(TASK REQUIREMENTS):
Which lines in the material below contain the word "delete"? Copy each of them.

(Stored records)
================================

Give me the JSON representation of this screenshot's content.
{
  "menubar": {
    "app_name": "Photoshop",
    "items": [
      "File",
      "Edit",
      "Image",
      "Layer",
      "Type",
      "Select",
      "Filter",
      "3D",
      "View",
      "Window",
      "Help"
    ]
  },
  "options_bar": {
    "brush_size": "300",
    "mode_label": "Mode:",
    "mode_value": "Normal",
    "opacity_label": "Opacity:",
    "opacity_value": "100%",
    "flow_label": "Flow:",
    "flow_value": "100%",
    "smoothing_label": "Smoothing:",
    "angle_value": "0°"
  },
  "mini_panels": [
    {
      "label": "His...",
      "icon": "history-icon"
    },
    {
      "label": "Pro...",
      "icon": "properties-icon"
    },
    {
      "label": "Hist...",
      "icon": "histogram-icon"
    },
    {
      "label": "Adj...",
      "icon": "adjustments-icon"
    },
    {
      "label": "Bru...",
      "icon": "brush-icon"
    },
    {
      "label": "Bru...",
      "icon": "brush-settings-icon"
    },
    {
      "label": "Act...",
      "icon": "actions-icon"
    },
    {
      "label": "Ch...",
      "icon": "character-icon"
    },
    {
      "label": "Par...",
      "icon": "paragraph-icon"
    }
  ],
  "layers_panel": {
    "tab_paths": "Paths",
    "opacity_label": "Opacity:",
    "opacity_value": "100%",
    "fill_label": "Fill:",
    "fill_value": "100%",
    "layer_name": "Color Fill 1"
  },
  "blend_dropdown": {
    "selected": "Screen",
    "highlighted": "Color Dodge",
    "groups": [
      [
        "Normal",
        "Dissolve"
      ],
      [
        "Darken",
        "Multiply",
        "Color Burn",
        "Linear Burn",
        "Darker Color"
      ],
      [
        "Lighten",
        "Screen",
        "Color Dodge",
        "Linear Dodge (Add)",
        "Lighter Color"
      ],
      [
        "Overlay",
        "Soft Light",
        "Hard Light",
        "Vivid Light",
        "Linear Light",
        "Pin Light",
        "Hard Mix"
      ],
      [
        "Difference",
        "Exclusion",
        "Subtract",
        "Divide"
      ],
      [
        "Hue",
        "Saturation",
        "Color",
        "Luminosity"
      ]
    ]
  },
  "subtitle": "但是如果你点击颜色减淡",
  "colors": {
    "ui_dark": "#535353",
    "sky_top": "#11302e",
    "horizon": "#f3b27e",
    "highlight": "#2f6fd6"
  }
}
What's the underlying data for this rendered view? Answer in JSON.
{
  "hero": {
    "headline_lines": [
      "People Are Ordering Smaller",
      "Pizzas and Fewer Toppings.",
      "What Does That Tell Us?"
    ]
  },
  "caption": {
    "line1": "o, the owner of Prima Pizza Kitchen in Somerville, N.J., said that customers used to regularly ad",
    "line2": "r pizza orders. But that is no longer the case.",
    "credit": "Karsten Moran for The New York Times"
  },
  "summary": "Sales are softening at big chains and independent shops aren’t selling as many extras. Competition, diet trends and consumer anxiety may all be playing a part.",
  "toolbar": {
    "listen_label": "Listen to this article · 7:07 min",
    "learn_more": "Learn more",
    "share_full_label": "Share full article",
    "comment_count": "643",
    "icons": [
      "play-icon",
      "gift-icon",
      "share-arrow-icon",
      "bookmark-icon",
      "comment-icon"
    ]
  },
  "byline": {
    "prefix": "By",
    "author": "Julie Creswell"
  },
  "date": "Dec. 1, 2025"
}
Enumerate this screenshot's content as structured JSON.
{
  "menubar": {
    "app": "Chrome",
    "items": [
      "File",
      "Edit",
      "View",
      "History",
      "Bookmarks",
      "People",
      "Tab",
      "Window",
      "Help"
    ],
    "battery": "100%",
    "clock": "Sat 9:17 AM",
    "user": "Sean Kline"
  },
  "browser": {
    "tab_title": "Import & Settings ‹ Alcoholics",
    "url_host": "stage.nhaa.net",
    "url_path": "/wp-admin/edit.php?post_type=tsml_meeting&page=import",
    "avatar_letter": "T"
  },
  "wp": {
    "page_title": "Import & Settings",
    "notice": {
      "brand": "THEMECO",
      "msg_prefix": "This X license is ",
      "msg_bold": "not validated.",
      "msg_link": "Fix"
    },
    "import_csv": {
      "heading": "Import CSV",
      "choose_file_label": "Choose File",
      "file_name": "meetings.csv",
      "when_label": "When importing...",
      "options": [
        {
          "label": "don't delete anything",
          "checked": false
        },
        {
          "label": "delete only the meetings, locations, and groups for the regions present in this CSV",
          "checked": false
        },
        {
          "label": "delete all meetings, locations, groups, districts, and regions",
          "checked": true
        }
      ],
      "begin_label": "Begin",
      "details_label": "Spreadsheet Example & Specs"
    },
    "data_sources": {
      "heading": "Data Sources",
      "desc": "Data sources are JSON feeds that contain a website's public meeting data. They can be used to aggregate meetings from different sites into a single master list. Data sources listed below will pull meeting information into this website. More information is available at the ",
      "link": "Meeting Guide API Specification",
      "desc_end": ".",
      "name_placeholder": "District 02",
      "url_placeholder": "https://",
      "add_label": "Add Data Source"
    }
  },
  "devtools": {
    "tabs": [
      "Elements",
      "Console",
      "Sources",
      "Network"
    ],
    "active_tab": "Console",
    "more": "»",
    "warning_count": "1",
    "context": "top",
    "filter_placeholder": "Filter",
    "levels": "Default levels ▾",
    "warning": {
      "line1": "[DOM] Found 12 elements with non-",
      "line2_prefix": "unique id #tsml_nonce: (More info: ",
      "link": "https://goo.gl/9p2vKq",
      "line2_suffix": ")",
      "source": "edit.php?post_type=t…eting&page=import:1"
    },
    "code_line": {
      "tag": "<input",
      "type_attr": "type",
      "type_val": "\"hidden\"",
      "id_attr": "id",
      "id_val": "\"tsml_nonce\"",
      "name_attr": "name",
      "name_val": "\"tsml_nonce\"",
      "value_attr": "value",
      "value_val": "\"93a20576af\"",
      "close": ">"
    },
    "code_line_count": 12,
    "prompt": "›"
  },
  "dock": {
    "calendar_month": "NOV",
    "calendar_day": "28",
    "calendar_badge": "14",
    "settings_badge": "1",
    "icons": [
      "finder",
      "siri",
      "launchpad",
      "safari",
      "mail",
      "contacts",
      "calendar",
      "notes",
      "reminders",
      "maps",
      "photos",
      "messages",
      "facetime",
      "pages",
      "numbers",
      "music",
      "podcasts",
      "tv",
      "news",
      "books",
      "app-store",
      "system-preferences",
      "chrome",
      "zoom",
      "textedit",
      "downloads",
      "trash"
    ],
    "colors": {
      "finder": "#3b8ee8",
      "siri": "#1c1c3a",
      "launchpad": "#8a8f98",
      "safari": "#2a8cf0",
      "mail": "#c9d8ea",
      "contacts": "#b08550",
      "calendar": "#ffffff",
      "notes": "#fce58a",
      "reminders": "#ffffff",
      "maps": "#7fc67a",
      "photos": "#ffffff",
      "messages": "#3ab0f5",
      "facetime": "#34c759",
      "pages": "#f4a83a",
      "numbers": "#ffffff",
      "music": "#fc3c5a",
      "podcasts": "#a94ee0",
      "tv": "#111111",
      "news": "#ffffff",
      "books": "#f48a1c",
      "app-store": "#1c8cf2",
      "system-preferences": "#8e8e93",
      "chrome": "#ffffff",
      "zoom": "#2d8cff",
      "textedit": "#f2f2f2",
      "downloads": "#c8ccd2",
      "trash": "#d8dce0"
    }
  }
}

================================

(RESPONSE TO THE TASK):
          "label": "don't delete anything",
          "label": "delete only the meetings, locations, and groups for the regions present in this CSV",
          "label": "delete all meetings, locations, groups, districts, and regions",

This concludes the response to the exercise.